• **Task brief**
In the entries below, find every line with the string "salt" and copy it.

(Dataset records)
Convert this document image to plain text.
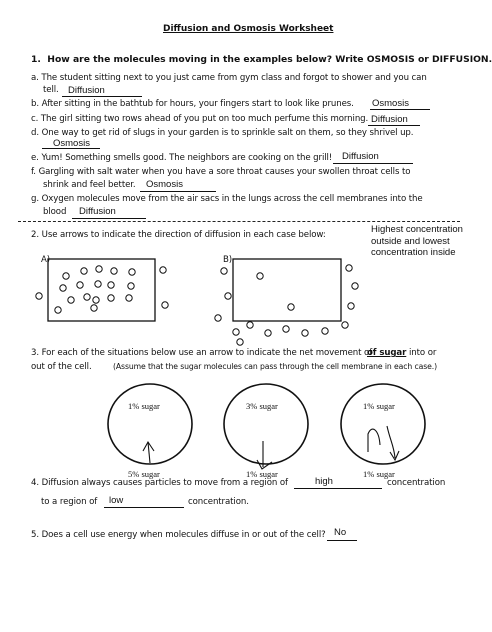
Diffusion and Osmosis Worksheet
1. How are the molecules moving in the examples below? Write OSMOSIS or DIFFUSION.
a. The student sitting next to you just came from gym class and forgot to shower and you can
tell. Diffusion
b. After sitting in the bathtub for hours, your fingers start to look like prunes. Osmosis
c. The girl sitting two rows ahead of you put on too much perfume this morning. Diffusion
d. One way to get rid of slugs in your garden is to sprinkle salt on them, so they shrivel up.
Osmosis
e. Yum! Something smells good. The neighbors are cooking on the grill! Diffusion
f. Gargling with salt water when you have a sore throat causes your swollen throat cells to
shrink and feel better. Osmosis
g. Oxygen molecules move from the air sacs in the lungs across the cell membranes into the
blood Diffusion
2. Use arrows to indicate the direction of diffusion in each case below:	Highest concentration
outside and lowest
concentration inside
A)	B)
3. For each of the situations below use an arrow to indicate the net movement of
of sugar into or
out of the cell.	(Assume that the sugar molecules can pass through the cell membrane in each case.)
1% sugar
5% sugar
3% sugar
1% sugar
1% sugar
1% sugar
4. Diffusion always causes particles to move from a region of	high	concentration
to a region of low	concentration.
5. Does a cell use energy when molecules diffuse in or out of the cell? No
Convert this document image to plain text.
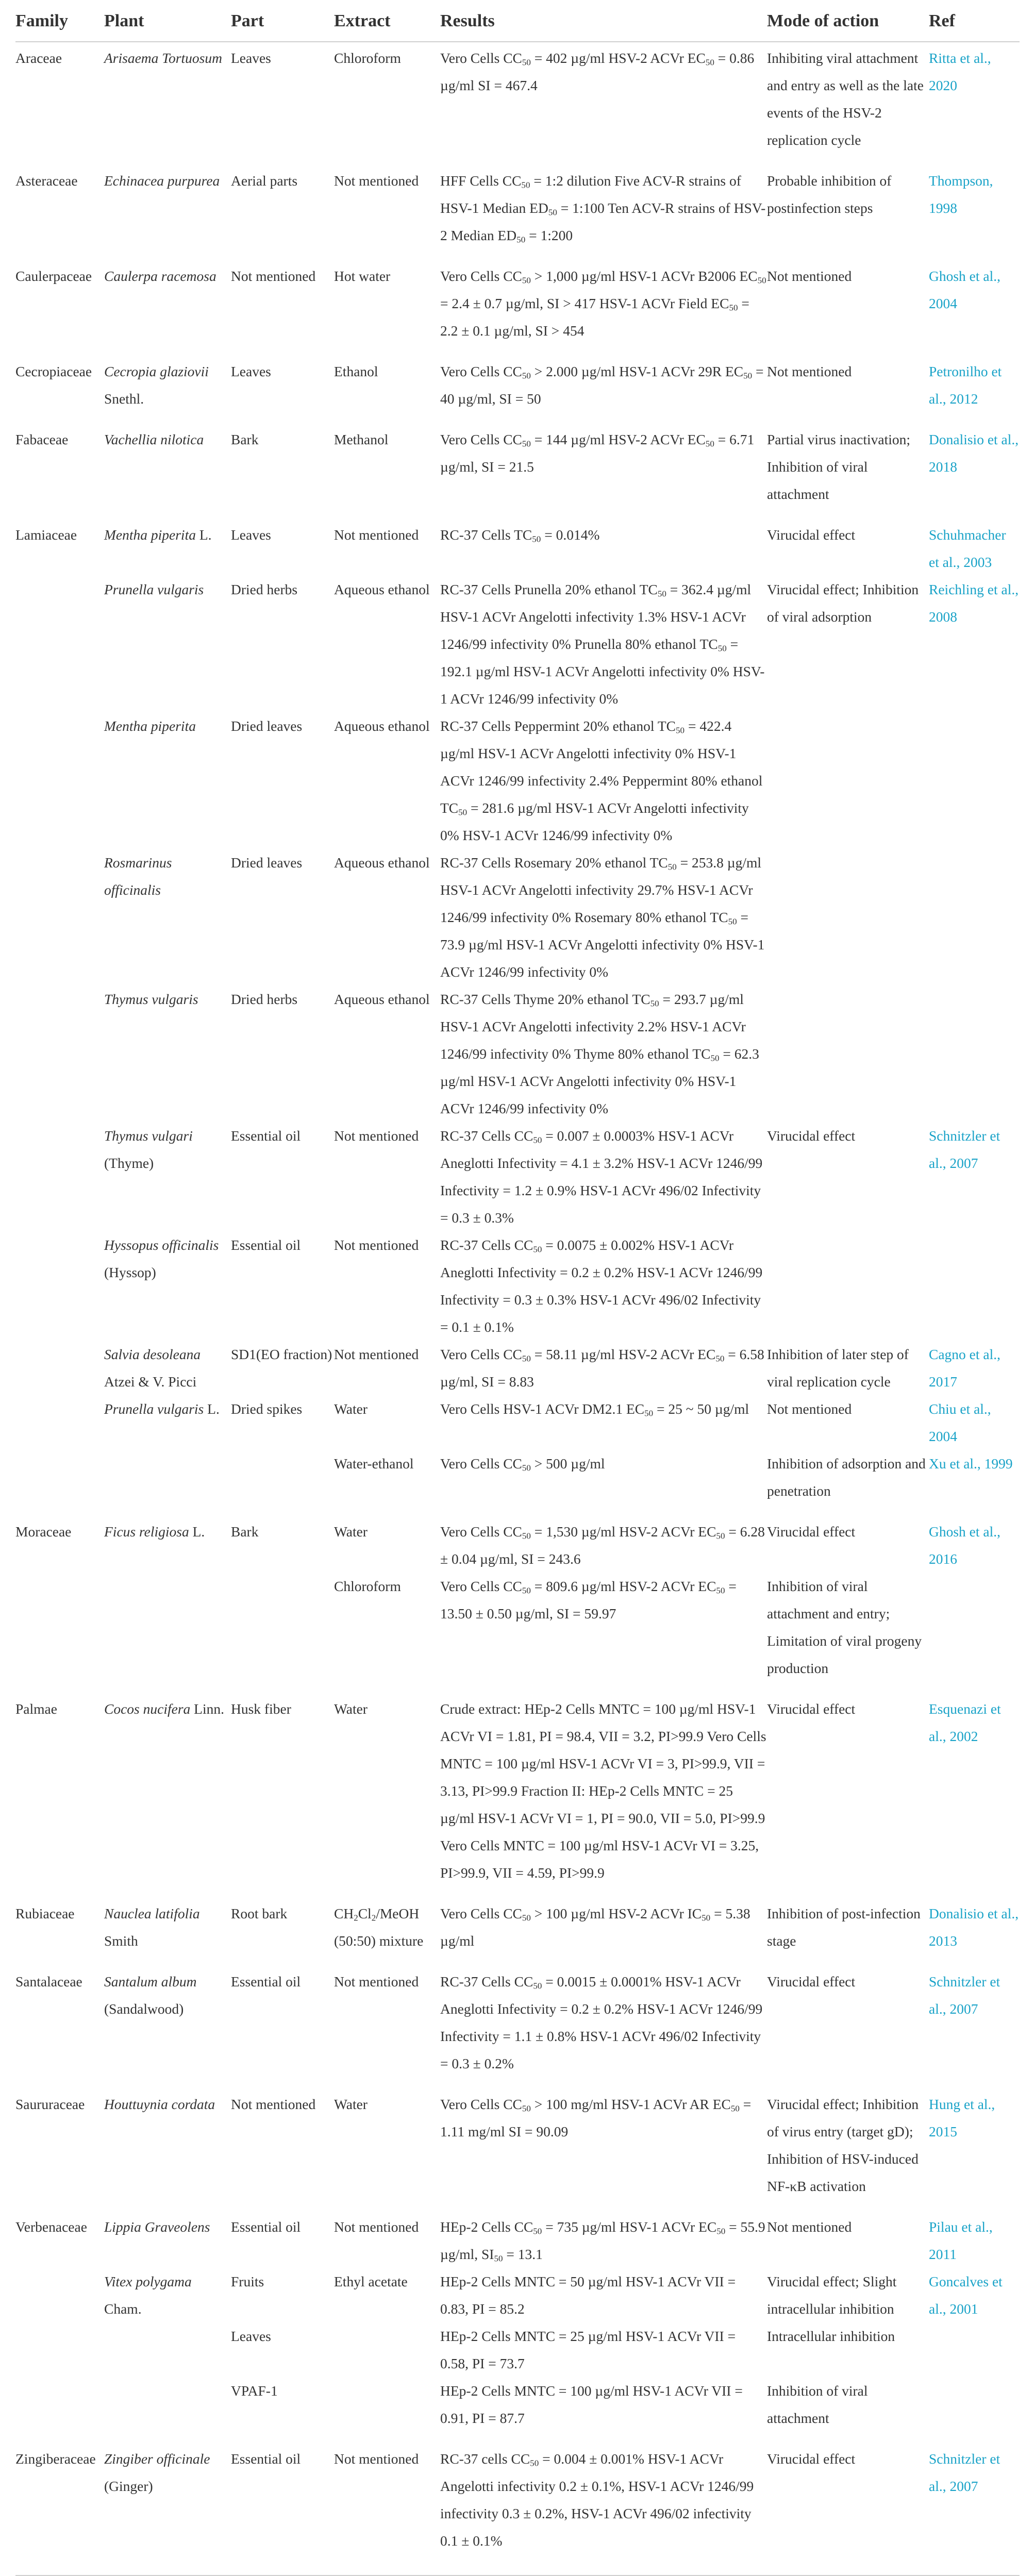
Family	Plant	Part	Extract	Results	Mode of action	Ref
Araceae	Arisaema Tortuosum	Leaves	Chloroform	Vero Cells $CC_{50} = 402$ µg/ml HSV-2 ACVr $EC_{50} = 0.86$ µg/ml SI = 467.4	Inhibiting viral attachment and entry as well as the late events of the HSV-2 replication cycle	Ritta et al., 2020
Asteraceae	Echinacea purpurea	Aerial parts	Not mentioned	HFF Cells $CC_{50}$ = 1:2 dilution Five ACV-R strains of HSV-1 Median $ED_{50}$ = 1:100 Ten ACV-R strains of HSV-2 Median $ED_{50}$ = 1:200	Probable inhibition of postinfection steps	Thompson, 1998
Caulerpaceae	Caulerpa racemosa	Not mentioned	Hot water	Vero Cells $CC_{50} > 1,000$ µg/ml HSV-1 ACVr B2006 $EC_{50} = 2.4 \pm 0.7$ µg/ml, SI > 417 HSV-1 ACVr Field $EC_{50} = 2.2 \pm 0.1$ µg/ml, SI > 454	Not mentioned	Ghosh et al., 2004
Cecropiaceae	Cecropia glaziovii Snethl.	Leaves	Ethanol	Vero Cells $CC_{50} > 2.000$ µg/ml HSV-1 ACVr 29R $EC_{50} = 40$ µg/ml, SI = 50	Not mentioned	Petronilho et al., 2012
Fabaceae	Vachellia nilotica	Bark	Methanol	Vero Cells $CC_{50} = 144$ µg/ml HSV-2 ACVr $EC_{50} = 6.71$ µg/ml, SI = 21.5	Partial virus inactivation; Inhibition of viral attachment	Donalisio et al., 2018
Lamiaceae	Mentha piperita L.	Leaves	Not mentioned	RC-37 Cells $TC_{50} = 0.014\%$	Virucidal effect	Schuhmacher et al., 2003
	Prunella vulgaris	Dried herbs	Aqueous ethanol	RC-37 Cells Prunella 20% ethanol $TC_{50} = 362.4$ µg/ml HSV-1 ACVr Angelotti infectivity 1.3% HSV-1 ACVr 1246/99 infectivity 0% Prunella 80% ethanol $TC_{50} = 192.1$ µg/ml HSV-1 ACVr Angelotti infectivity 0% HSV-1 ACVr 1246/99 infectivity 0%	Virucidal effect; Inhibition of viral adsorption	Reichling et al., 2008
	Mentha piperita	Dried leaves	Aqueous ethanol	RC-37 Cells Peppermint 20% ethanol $TC_{50} = 422.4$ µg/ml HSV-1 ACVr Angelotti infectivity 0% HSV-1 ACVr 1246/99 infectivity 2.4% Peppermint 80% ethanol $TC_{50} = 281.6$ µg/ml HSV-1 ACVr Angelotti infectivity 0% HSV-1 ACVr 1246/99 infectivity 0%		
	Rosmarinus officinalis	Dried leaves	Aqueous ethanol	RC-37 Cells Rosemary 20% ethanol $TC_{50} = 253.8$ µg/ml HSV-1 ACVr Angelotti infectivity 29.7% HSV-1 ACVr 1246/99 infectivity 0% Rosemary 80% ethanol $TC_{50} = 73.9$ µg/ml HSV-1 ACVr Angelotti infectivity 0% HSV-1 ACVr 1246/99 infectivity 0%		
	Thymus vulgaris	Dried herbs	Aqueous ethanol	RC-37 Cells Thyme 20% ethanol $TC_{50} = 293.7$ µg/ml HSV-1 ACVr Angelotti infectivity 2.2% HSV-1 ACVr 1246/99 infectivity 0% Thyme 80% ethanol $TC_{50} = 62.3$ µg/ml HSV-1 ACVr Angelotti infectivity 0% HSV-1 ACVr 1246/99 infectivity 0%		
	Thymus vulgari (Thyme)	Essential oil	Not mentioned	RC-37 Cells $CC_{50} = 0.007 \pm 0.0003\%$ HSV-1 ACVr Aneglotti Infectivity = 4.1 ± 3.2% HSV-1 ACVr 1246/99 Infectivity = 1.2 ± 0.9% HSV-1 ACVr 496/02 Infectivity = 0.3 ± 0.3%	Virucidal effect	Schnitzler et al., 2007
	Hyssopus officinalis (Hyssop)	Essential oil	Not mentioned	RC-37 Cells $CC_{50} = 0.0075 \pm 0.002\%$ HSV-1 ACVr Aneglotti Infectivity = 0.2 ± 0.2% HSV-1 ACVr 1246/99 Infectivity = 0.3 ± 0.3% HSV-1 ACVr 496/02 Infectivity = 0.1 ± 0.1%		
	Salvia desoleana Atzei & V. Picci	SD1(EO fraction)	Not mentioned	Vero Cells $CC_{50} = 58.11$ µg/ml HSV-2 ACVr $EC_{50} = 6.58$ µg/ml, SI = 8.83	Inhibition of later step of viral replication cycle	Cagno et al., 2017
	Prunella vulgaris L.	Dried spikes	Water	Vero Cells HSV-1 ACVr DM2.1 $EC_{50} = 25$ ~ 50 µg/ml	Not mentioned	Chiu et al., 2004
			Water-ethanol	Vero Cells $CC_{50} > 500$ µg/ml	Inhibition of adsorption and penetration	Xu et al., 1999
Moraceae	Ficus religiosa L.	Bark	Water	Vero Cells $CC_{50} = 1,530$ µg/ml HSV-2 ACVr $EC_{50} = 6.28 \pm 0.04$ µg/ml, SI = 243.6	Virucidal effect	Ghosh et al., 2016
			Chloroform	Vero Cells $CC_{50} = 809.6$ µg/ml HSV-2 ACVr $EC_{50} = 13.50 \pm 0.50$ µg/ml, SI = 59.97	Inhibition of viral attachment and entry; Limitation of viral progeny production	
Palmae	Cocos nucifera Linn.	Husk fiber	Water	Crude extract: HEp-2 Cells MNTC = 100 µg/ml HSV-1 ACVr VI = 1.81, PI = 98.4, VII = 3.2, PI>99.9 Vero Cells MNTC = 100 µg/ml HSV-1 ACVr VI = 3, PI>99.9, VII = 3.13, PI>99.9 Fraction II: HEp-2 Cells MNTC = 25 µg/ml HSV-1 ACVr VI = 1, PI = 90.0, VII = 5.0, PI>99.9 Vero Cells MNTC = 100 µg/ml HSV-1 ACVr VI = 3.25, PI>99.9, VII = 4.59, PI>99.9	Virucidal effect	Esquenazi et al., 2002
Rubiaceae	Nauclea latifolia Smith	Root bark	$CH_2Cl_2$/MeOH (50:50) mixture	Vero Cells $CC_{50} > 100$ µg/ml HSV-2 ACVr $IC_{50} = 5.38$ µg/ml	Inhibition of post-infection stage	Donalisio et al., 2013
Santalaceae	Santalum album (Sandalwood)	Essential oil	Not mentioned	RC-37 Cells $CC_{50} = 0.0015 \pm 0.0001\%$ HSV-1 ACVr Aneglotti Infectivity = 0.2 ± 0.2% HSV-1 ACVr 1246/99 Infectivity = 1.1 ± 0.8% HSV-1 ACVr 496/02 Infectivity = 0.3 ± 0.2%	Virucidal effect	Schnitzler et al., 2007
Saururaceae	Houttuynia cordata	Not mentioned	Water	Vero Cells $CC_{50} > 100$ mg/ml HSV-1 ACVr AR $EC_{50} = 1.11$ mg/ml SI = 90.09	Virucidal effect; Inhibition of virus entry (target gD); Inhibition of HSV-induced NF-κB activation	Hung et al., 2015
Verbenaceae	Lippia Graveolens	Essential oil	Not mentioned	HEp-2 Cells $CC_{50} = 735$ µg/ml HSV-1 ACVr $EC_{50} = 55.9$ µg/ml, $SI_{50} = 13.1$	Not mentioned	Pilau et al., 2011
	Vitex polygama Cham.	Fruits	Ethyl acetate	HEp-2 Cells MNTC = 50 µg/ml HSV-1 ACVr VII = 0.83, PI = 85.2	Virucidal effect; Slight intracellular inhibition	Goncalves et al., 2001
		Leaves		HEp-2 Cells MNTC = 25 µg/ml HSV-1 ACVr VII = 0.58, PI = 73.7	Intracellular inhibition	
		VPAF-1		HEp-2 Cells MNTC = 100 µg/ml HSV-1 ACVr VII = 0.91, PI = 87.7	Inhibition of viral attachment	
Zingiberaceae	Zingiber officinale (Ginger)	Essential oil	Not mentioned	RC-37 cells $CC_{50} = 0.004 \pm 0.001\%$ HSV-1 ACVr Angelotti infectivity 0.2 ± 0.1%, HSV-1 ACVr 1246/99 infectivity 0.3 ± 0.2%, HSV-1 ACVr 496/02 infectivity 0.1 ± 0.1%	Virucidal effect	Schnitzler et al., 2007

• **Solution to this exercise**
d. One way to get rid of slugs in your garden is to sprinkle salt on them, so they shrivel up.
f. Gargling with salt water when you have a sore throat causes your swollen throat cells to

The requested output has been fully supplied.